→ **DO THIS**
Which lines in the material below contain the word "Подведение"? Copy each of them.

[BEGIN THE DATA]

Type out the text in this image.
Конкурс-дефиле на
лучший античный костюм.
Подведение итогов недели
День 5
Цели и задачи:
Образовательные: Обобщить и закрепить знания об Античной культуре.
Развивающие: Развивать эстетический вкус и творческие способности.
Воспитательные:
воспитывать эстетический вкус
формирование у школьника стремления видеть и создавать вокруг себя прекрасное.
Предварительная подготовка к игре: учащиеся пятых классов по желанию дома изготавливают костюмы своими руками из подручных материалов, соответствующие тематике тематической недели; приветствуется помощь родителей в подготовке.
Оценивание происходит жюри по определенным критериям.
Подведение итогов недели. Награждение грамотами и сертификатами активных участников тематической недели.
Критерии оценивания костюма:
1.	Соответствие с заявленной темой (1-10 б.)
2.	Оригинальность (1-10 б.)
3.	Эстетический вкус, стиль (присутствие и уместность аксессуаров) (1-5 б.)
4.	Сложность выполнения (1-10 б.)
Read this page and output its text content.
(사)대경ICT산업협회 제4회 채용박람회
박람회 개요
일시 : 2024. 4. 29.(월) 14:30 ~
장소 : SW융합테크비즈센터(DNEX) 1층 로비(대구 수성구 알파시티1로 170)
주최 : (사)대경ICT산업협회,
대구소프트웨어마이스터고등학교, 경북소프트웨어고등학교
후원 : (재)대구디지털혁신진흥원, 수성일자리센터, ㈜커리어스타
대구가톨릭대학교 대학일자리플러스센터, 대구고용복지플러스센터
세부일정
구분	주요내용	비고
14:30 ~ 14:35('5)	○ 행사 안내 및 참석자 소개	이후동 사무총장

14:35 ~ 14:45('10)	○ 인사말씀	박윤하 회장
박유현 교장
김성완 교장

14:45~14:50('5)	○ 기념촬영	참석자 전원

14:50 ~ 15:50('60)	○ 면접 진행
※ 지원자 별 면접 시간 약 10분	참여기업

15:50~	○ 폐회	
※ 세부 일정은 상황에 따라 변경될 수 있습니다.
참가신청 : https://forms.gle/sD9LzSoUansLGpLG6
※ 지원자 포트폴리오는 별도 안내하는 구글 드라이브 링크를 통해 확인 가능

[END THE DATA]

→ **SOLUTION TO THIS TASK**
Подведение итогов недели
Подведение итогов недели. Награждение грамотами и сертификатами активных участников тематической недели.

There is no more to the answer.